*AIM:* Omit images. Retype all entries verbatim.

*DATASET ROWS:*

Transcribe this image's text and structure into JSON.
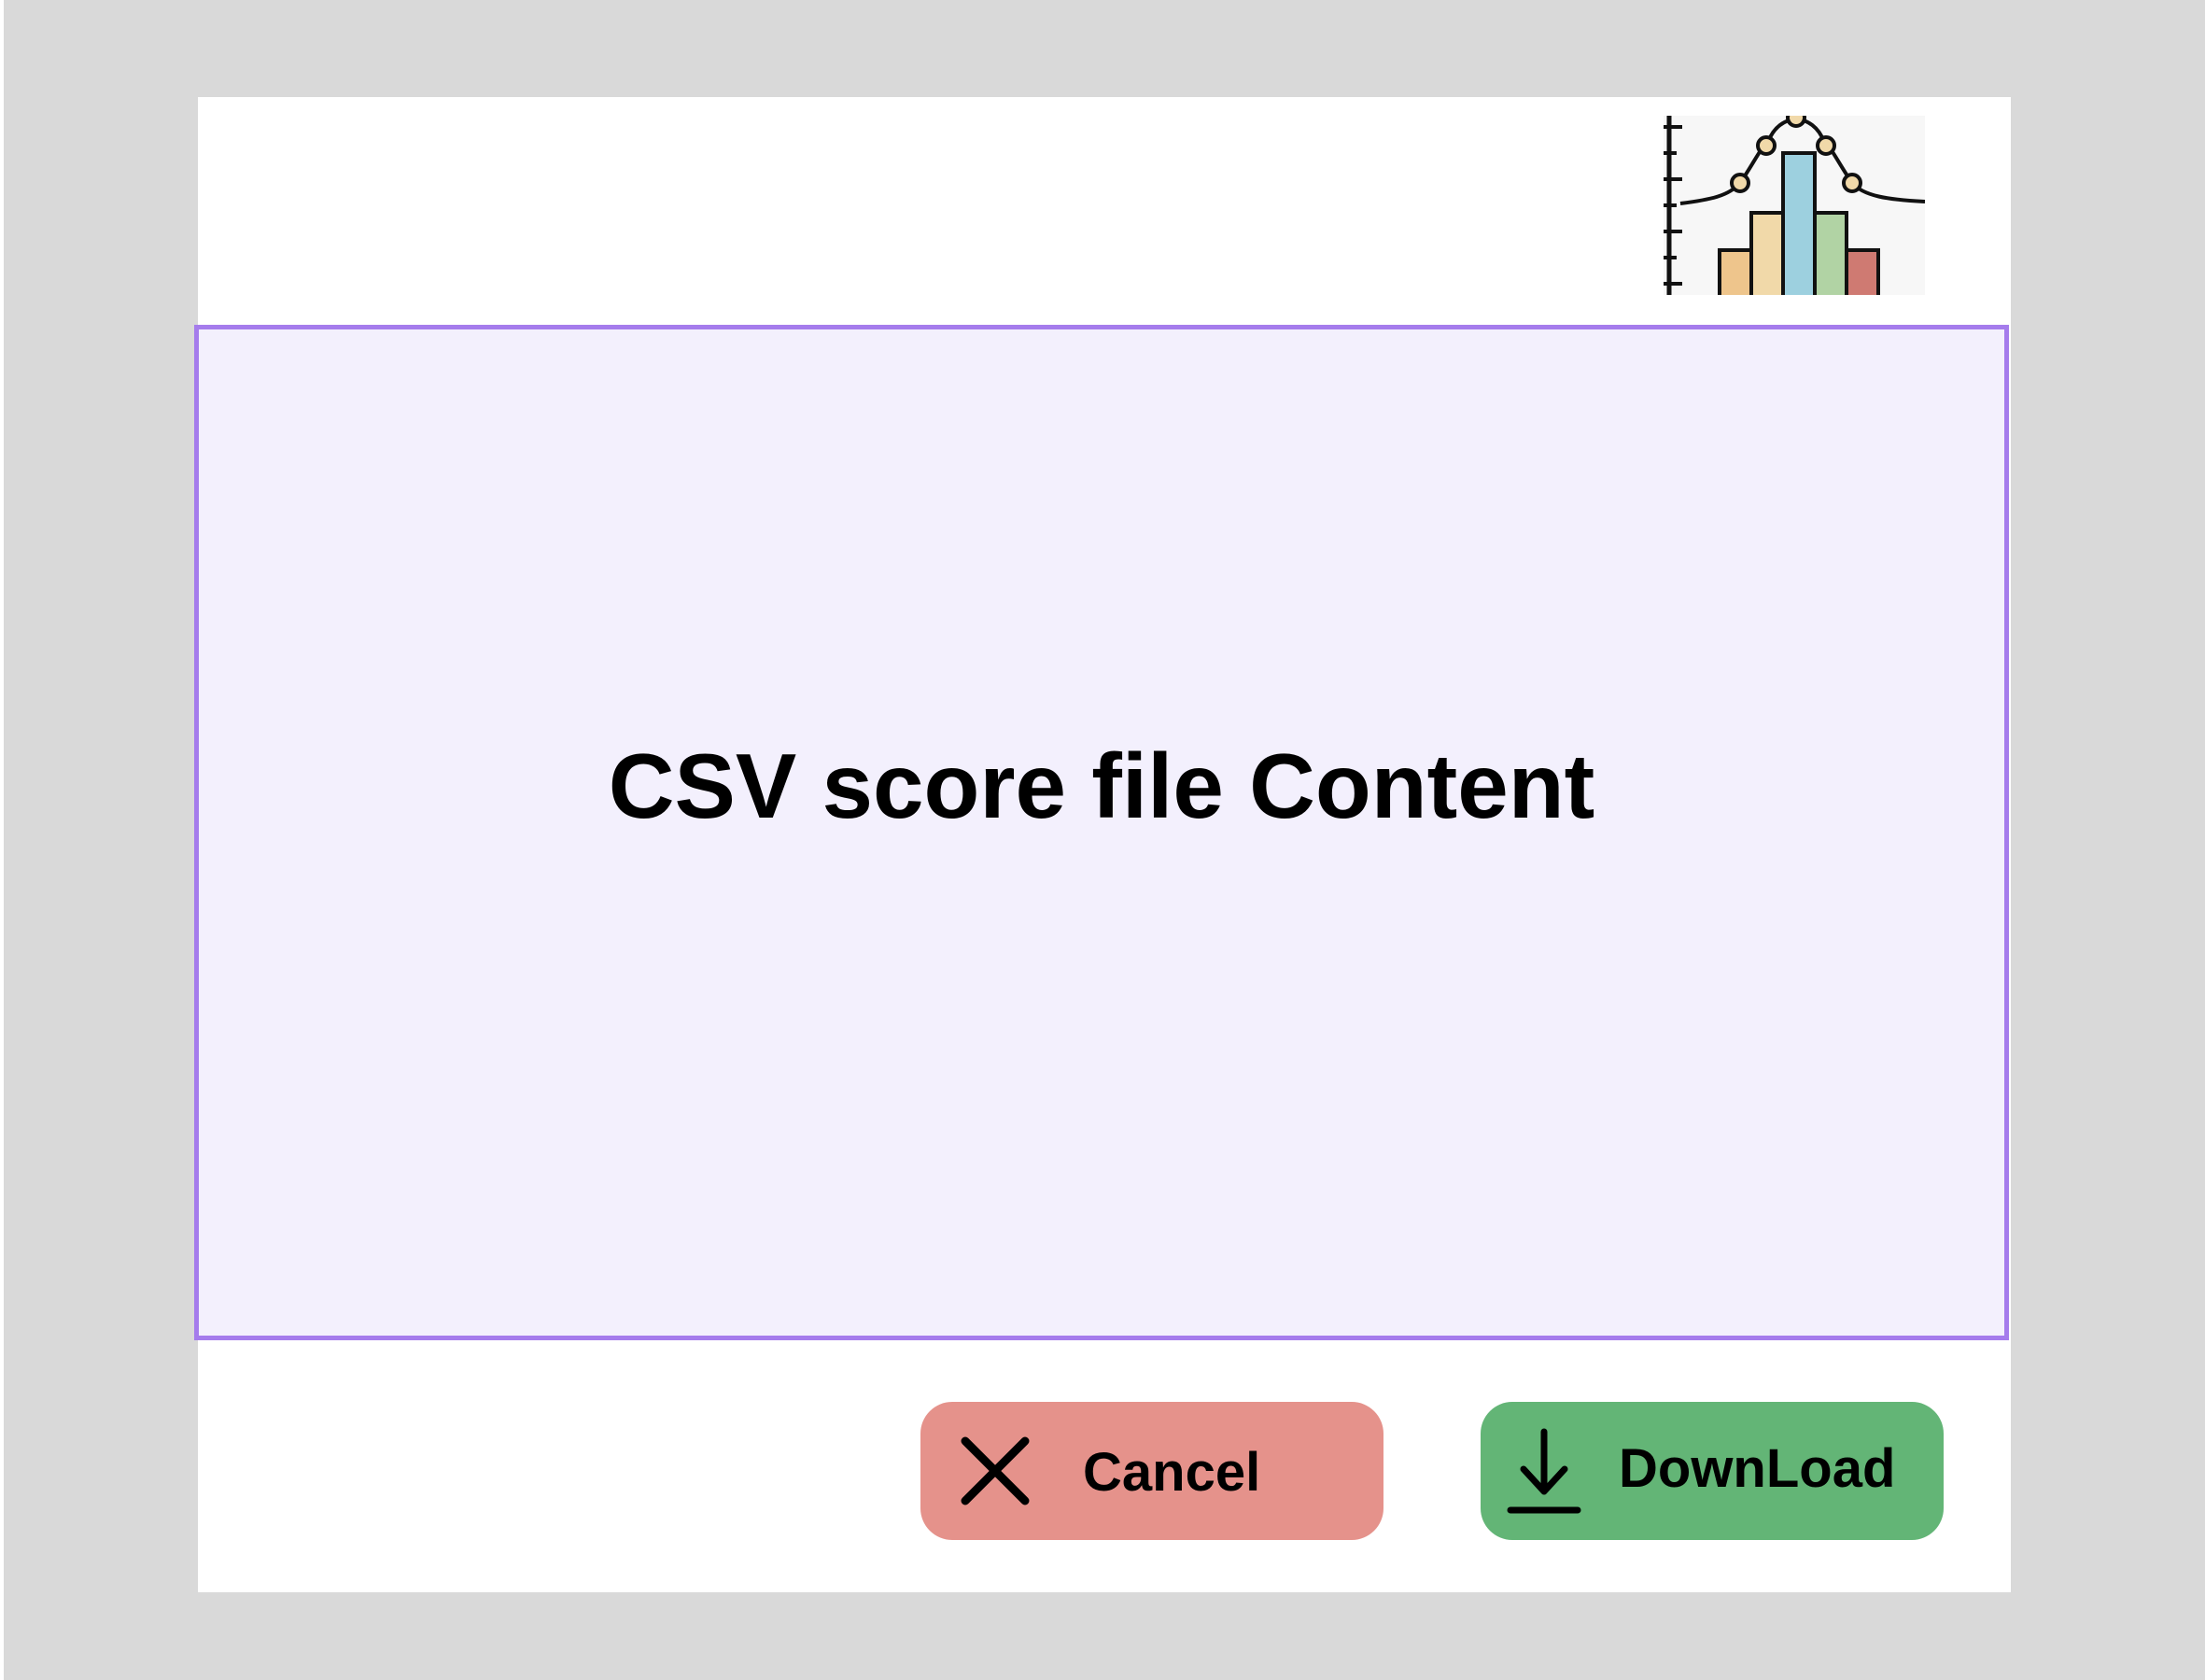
{
  "content": {
    "title": "CSV score file Content"
  },
  "buttons": {
    "cancel_label": "Cancel",
    "download_label": "DownLoad"
  },
  "icons": {
    "logo": "histogram-bell-curve-icon",
    "cancel": "close-x-icon",
    "download": "download-icon"
  },
  "colors": {
    "background": "#d9d9d9",
    "panel_border": "#a57cec",
    "panel_fill": "#f3f0fd",
    "cancel_button": "#e5928b",
    "download_button": "#63b576"
  }
}
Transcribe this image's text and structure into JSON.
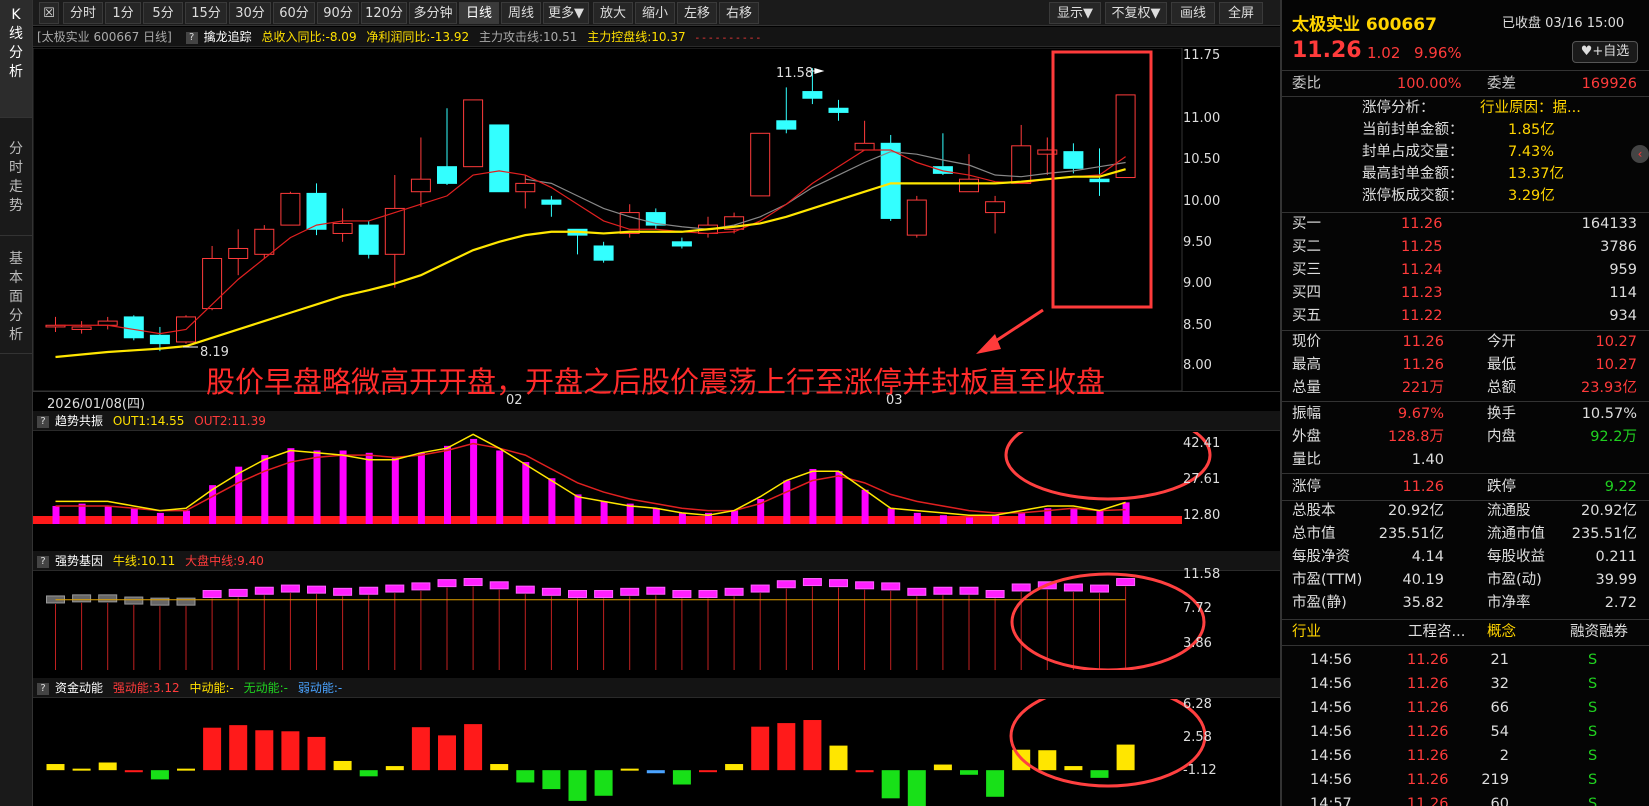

*SOLUTION FOR THIS TASK:*
Transcribe this image's text and structure into JSON.
{
  "content": {
    "title": "CSV score file Content"
  },
  "buttons": {
    "cancel_label": "Cancel",
    "download_label": "DownLoad"
  },
  "icons": {
    "logo": "histogram-bell-curve-icon",
    "cancel": "close-x-icon",
    "download": "download-icon"
  },
  "colors": {
    "background": "#d9d9d9",
    "panel_border": "#a57cec",
    "panel_fill": "#f3f0fd",
    "cancel_button": "#e5928b",
    "download_button": "#63b576"
  }
}
Transcribe this image's text and structure into JSON.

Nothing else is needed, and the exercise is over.